*QUOTED TEXT*
== == ==
We've never come across a numismatic book thus bound, but for bibliophiles and followers of anthropodermic bibliopegy, here's the latest news on that Harvard University library book that may or may not have been bound in human skin.
-Editor
Of the roughly 20 million books in Harvard University's libraries, one has long exerted a unique dark fascination, not for its contents, but for the material it was reputedly bound in: human skin.
For years, the volume — a 19th-century French treatise on the human soul — was brought out for show and tell, and sometimes, according to library lore, used to haze new employees. In 2014, the university drew jokey news coverage around the world with the announcement that it had used new technology to confirm that the binding was in fact human skin.
But on Wednesday, after years of criticism and debate, the university announced that it had removed the binding and would be exploring options for a final respectful disposition of these human remains.
== == ==
*DATASET ENTRIES*
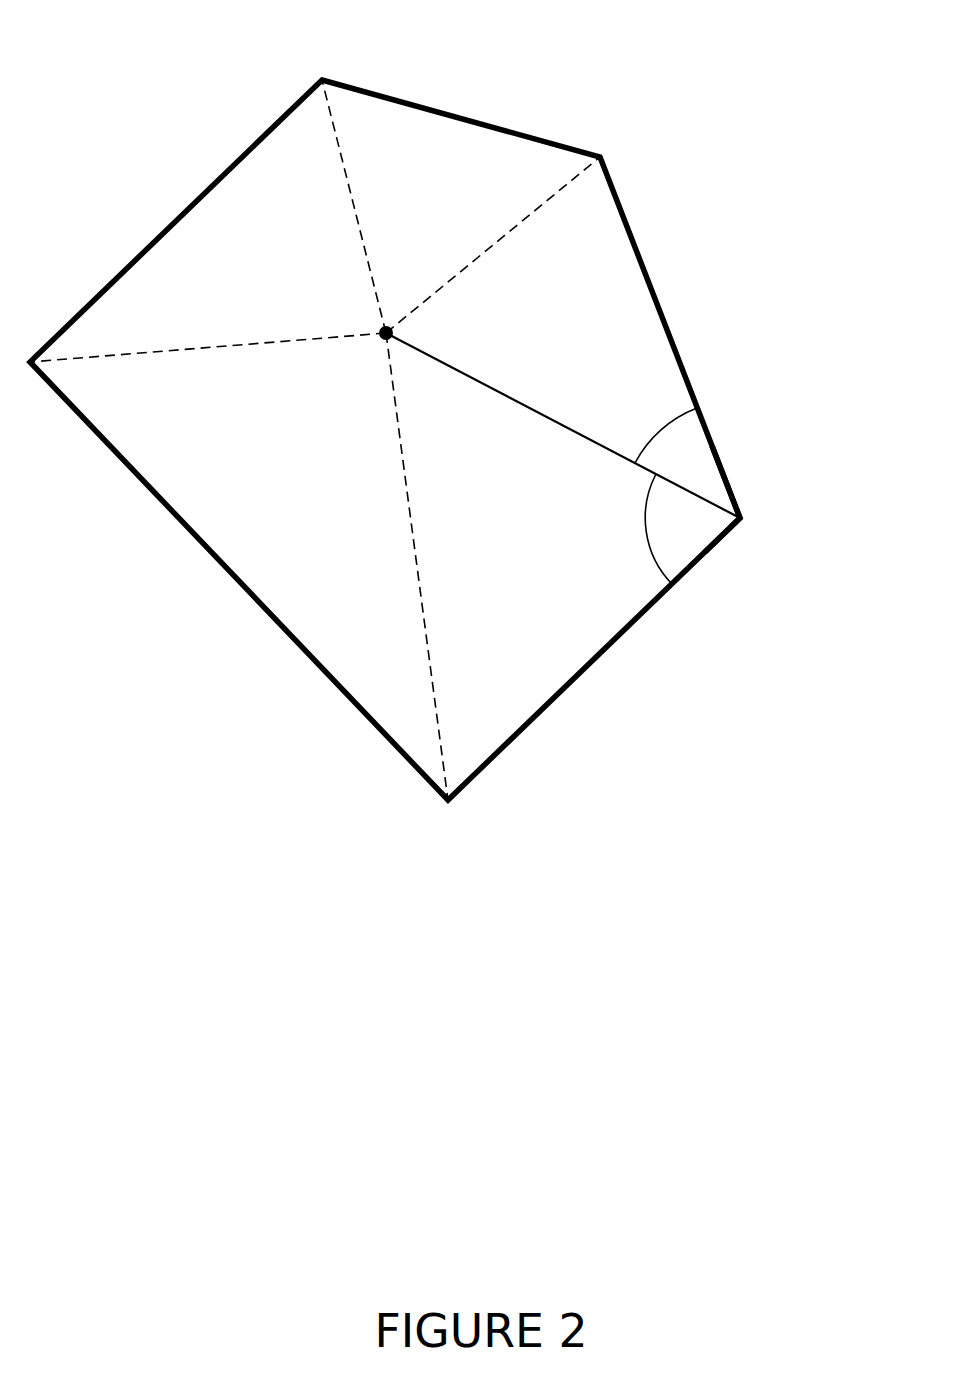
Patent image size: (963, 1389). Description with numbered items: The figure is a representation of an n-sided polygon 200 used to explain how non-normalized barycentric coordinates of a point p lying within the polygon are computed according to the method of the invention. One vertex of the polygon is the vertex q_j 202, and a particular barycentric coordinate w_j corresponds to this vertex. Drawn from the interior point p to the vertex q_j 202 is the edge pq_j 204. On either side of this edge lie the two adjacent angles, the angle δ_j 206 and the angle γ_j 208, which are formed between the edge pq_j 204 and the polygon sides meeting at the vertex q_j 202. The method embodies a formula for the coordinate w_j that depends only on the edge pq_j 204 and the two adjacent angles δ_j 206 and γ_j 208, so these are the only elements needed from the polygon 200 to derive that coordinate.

The polygon 200 is at (186, 68).
The vertex q_j 202 is at (746, 492).
The edge pq_j 204 is at (504, 368).
The angle δ_j 206 is at (620, 424).
The angle γ_j 208 is at (634, 553).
== == ==
*SET PROBLEM 1*
From the passage on the Harvard library book bound in human skin, copy the stretch from "We've never come" through "in human skin.".
*SET PROBLEM 2*
According to the passage on the Harvard skin-bound book, what is the subject of the volume?
*SET PROBLEM 3*
Pick up the news passage about Harvard's skin-bound book after its final sentence and keep it going.

*RIGHT ANSWER 1*
We've never come across a numismatic book thus bound, but for bibliophiles and followers of anthropodermic bibliopegy, here's the latest news on that Harvard University library book that may or may not have been bound in human skin.

*RIGHT ANSWER 2*
It is a 19th-century French treatise on the human soul.

*RIGHT ANSWER 3*
After careful study, stakeholder engagement, and consideration, Harvard Library and the Harvard Museum Collections Returns Committee concluded that the human remains used in the book's binding no longer belong in the Harvard Library collections, due to the ethically fraught nature of the book's origins and subsequent history, the university said in a statement.
The announcement came more than three years after the university announced a broad survey of the human remains across its collections, as part of the intensifying reckoning with the role of slavery and colonialism in establishing universities and museums. In a statement, Harvard's president at the time, Lawrence S. Bacow, apologized for the university's role in practices that placed the academic enterprise above respect for the dead and human decency.
A report released in 2022 identified more than 20,000 human remains in Harvard's collections, ranging from full skeletons to locks of hair, bone fragments and teeth. They included the remains of about 6,500 Native Americans, whose handling is governed by the 1990 Native American Graves Protection and Repatriation Act, as well as 19 from people of African descent who may have been enslaved.
To read the complete articles, see:
Harvard Confirms Book Is Bound in Human Skin
(https://archive.nytimes.com/artsbeat.blogs.nytimes.com/2014/06/05/harvard-confirms-book-is-bound-in-human-skin/)
A statement on Des destinées de l'âme and its stewardship
(https://library.harvard.edu/statement-des-destinees-de-lame)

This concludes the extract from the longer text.